Short task: From the entries below, copy every line where the string "this" appears.

Available records:
######

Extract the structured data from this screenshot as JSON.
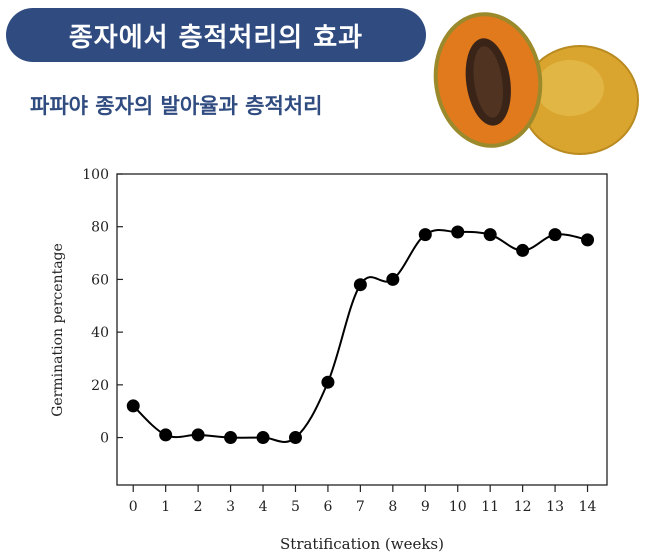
{
  "header": {
    "title": "종자에서 층적처리의 효과",
    "subtitle": "파파야 종자의 발아율과 층적처리"
  },
  "colors": {
    "accent": "#2f4b80",
    "marker": "#000000",
    "axis": "#222222"
  },
  "chart_data": {
    "type": "line",
    "title": "",
    "xlabel": "Stratification (weeks)",
    "ylabel": "Germination percentage",
    "x": [
      0,
      1,
      2,
      3,
      4,
      5,
      6,
      7,
      8,
      9,
      10,
      11,
      12,
      13,
      14
    ],
    "y": [
      12,
      1,
      1,
      0,
      0,
      0,
      21,
      58,
      60,
      77,
      78,
      77,
      71,
      77,
      75
    ],
    "x_ticks": [
      "0",
      "1",
      "2",
      "3",
      "4",
      "5",
      "6",
      "7",
      "8",
      "9",
      "10",
      "11",
      "12",
      "13",
      "14"
    ],
    "y_ticks": [
      "100",
      "80",
      "60",
      "40",
      "20",
      "0"
    ],
    "xlim": [
      -0.5,
      14.6
    ],
    "ylim": [
      -18,
      100
    ],
    "grid": false,
    "markers": true
  }
}
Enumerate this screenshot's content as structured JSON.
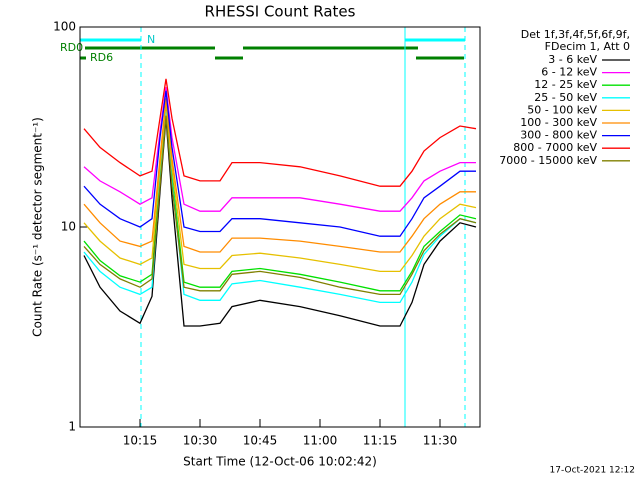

######

Response to the task:
Extract the structured data from this screenshot as JSON.
Enumerate this screenshot's content as structured JSON.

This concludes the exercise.